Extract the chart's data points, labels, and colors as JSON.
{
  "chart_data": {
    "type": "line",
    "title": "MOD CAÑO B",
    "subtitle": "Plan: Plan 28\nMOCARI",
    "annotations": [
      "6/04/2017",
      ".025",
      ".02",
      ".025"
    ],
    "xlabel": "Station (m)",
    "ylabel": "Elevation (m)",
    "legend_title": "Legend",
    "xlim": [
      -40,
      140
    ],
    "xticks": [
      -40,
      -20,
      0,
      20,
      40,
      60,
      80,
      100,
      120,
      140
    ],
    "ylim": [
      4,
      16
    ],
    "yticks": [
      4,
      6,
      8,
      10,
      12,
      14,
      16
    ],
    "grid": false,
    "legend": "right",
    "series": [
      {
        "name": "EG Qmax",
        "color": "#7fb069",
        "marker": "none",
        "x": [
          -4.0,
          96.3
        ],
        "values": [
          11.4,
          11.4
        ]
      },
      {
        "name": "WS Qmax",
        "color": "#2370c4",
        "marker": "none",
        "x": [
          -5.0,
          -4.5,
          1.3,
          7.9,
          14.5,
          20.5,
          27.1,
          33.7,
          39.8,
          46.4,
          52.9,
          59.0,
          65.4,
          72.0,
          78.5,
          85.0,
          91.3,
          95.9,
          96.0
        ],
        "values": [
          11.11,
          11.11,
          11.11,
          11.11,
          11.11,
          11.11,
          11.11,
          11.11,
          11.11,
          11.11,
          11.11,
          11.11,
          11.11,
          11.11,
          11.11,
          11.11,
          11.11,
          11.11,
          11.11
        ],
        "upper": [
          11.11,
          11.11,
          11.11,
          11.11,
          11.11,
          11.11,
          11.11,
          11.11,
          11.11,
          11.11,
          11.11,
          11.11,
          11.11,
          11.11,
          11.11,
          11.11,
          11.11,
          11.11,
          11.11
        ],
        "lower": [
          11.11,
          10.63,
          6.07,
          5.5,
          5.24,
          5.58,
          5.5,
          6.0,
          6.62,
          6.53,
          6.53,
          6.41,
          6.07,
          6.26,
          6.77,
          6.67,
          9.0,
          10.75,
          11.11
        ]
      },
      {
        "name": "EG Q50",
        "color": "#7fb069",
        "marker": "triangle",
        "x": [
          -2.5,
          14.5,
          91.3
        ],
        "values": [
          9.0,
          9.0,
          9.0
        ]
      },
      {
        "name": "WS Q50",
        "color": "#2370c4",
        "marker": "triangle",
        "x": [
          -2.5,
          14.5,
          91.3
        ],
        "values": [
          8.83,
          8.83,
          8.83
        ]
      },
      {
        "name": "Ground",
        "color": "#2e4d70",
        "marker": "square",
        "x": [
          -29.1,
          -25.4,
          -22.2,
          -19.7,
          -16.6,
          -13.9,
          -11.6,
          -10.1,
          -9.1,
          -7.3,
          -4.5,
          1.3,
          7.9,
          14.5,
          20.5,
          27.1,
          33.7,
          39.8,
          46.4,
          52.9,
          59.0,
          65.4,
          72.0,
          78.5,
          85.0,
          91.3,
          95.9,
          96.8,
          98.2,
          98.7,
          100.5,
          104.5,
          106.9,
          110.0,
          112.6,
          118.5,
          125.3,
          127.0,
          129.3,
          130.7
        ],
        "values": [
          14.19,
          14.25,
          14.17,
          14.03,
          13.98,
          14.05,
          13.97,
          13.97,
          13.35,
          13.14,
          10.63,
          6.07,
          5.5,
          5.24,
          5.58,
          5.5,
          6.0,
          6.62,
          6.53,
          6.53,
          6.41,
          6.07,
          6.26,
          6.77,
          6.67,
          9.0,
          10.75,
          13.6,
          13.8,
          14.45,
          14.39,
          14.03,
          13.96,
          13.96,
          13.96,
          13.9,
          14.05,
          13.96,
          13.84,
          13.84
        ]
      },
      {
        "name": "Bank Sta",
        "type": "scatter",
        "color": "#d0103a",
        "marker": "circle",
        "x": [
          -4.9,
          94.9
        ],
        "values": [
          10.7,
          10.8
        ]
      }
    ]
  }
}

:::::

Work required:
Extract each line of the material exactly as it stands.

Result for this exercise:
Extract the chart's data points, labels, and colors as JSON.
{
  "chart_data": {
    "type": "line",
    "title": "MOD CAÑO B",
    "subtitle": "Plan: Plan 28\nMOCARI",
    "annotations": [
      "6/04/2017",
      ".025",
      ".02",
      ".025"
    ],
    "xlabel": "Station (m)",
    "ylabel": "Elevation (m)",
    "legend_title": "Legend",
    "xlim": [
      -40,
      140
    ],
    "xticks": [
      -40,
      -20,
      0,
      20,
      40,
      60,
      80,
      100,
      120,
      140
    ],
    "ylim": [
      4,
      16
    ],
    "yticks": [
      4,
      6,
      8,
      10,
      12,
      14,
      16
    ],
    "grid": false,
    "legend": "right",
    "series": [
      {
        "name": "EG Qmax",
        "color": "#7fb069",
        "marker": "none",
        "x": [
          -4.0,
          96.3
        ],
        "values": [
          11.4,
          11.4
        ]
      },
      {
        "name": "WS Qmax",
        "color": "#2370c4",
        "marker": "none",
        "x": [
          -5.0,
          -4.5,
          1.3,
          7.9,
          14.5,
          20.5,
          27.1,
          33.7,
          39.8,
          46.4,
          52.9,
          59.0,
          65.4,
          72.0,
          78.5,
          85.0,
          91.3,
          95.9,
          96.0
        ],
        "values": [
          11.11,
          11.11,
          11.11,
          11.11,
          11.11,
          11.11,
          11.11,
          11.11,
          11.11,
          11.11,
          11.11,
          11.11,
          11.11,
          11.11,
          11.11,
          11.11,
          11.11,
          11.11,
          11.11
        ],
        "upper": [
          11.11,
          11.11,
          11.11,
          11.11,
          11.11,
          11.11,
          11.11,
          11.11,
          11.11,
          11.11,
          11.11,
          11.11,
          11.11,
          11.11,
          11.11,
          11.11,
          11.11,
          11.11,
          11.11
        ],
        "lower": [
          11.11,
          10.63,
          6.07,
          5.5,
          5.24,
          5.58,
          5.5,
          6.0,
          6.62,
          6.53,
          6.53,
          6.41,
          6.07,
          6.26,
          6.77,
          6.67,
          9.0,
          10.75,
          11.11
        ]
      },
      {
        "name": "EG Q50",
        "color": "#7fb069",
        "marker": "triangle",
        "x": [
          -2.5,
          14.5,
          91.3
        ],
        "values": [
          9.0,
          9.0,
          9.0
        ]
      },
      {
        "name": "WS Q50",
        "color": "#2370c4",
        "marker": "triangle",
        "x": [
          -2.5,
          14.5,
          91.3
        ],
        "values": [
          8.83,
          8.83,
          8.83
        ]
      },
      {
        "name": "Ground",
        "color": "#2e4d70",
        "marker": "square",
        "x": [
          -29.1,
          -25.4,
          -22.2,
          -19.7,
          -16.6,
          -13.9,
          -11.6,
          -10.1,
          -9.1,
          -7.3,
          -4.5,
          1.3,
          7.9,
          14.5,
          20.5,
          27.1,
          33.7,
          39.8,
          46.4,
          52.9,
          59.0,
          65.4,
          72.0,
          78.5,
          85.0,
          91.3,
          95.9,
          96.8,
          98.2,
          98.7,
          100.5,
          104.5,
          106.9,
          110.0,
          112.6,
          118.5,
          125.3,
          127.0,
          129.3,
          130.7
        ],
        "values": [
          14.19,
          14.25,
          14.17,
          14.03,
          13.98,
          14.05,
          13.97,
          13.97,
          13.35,
          13.14,
          10.63,
          6.07,
          5.5,
          5.24,
          5.58,
          5.5,
          6.0,
          6.62,
          6.53,
          6.53,
          6.41,
          6.07,
          6.26,
          6.77,
          6.67,
          9.0,
          10.75,
          13.6,
          13.8,
          14.45,
          14.39,
          14.03,
          13.96,
          13.96,
          13.96,
          13.9,
          14.05,
          13.96,
          13.84,
          13.84
        ]
      },
      {
        "name": "Bank Sta",
        "type": "scatter",
        "color": "#d0103a",
        "marker": "circle",
        "x": [
          -4.9,
          94.9
        ],
        "values": [
          10.7,
          10.8
        ]
      }
    ]
  }
}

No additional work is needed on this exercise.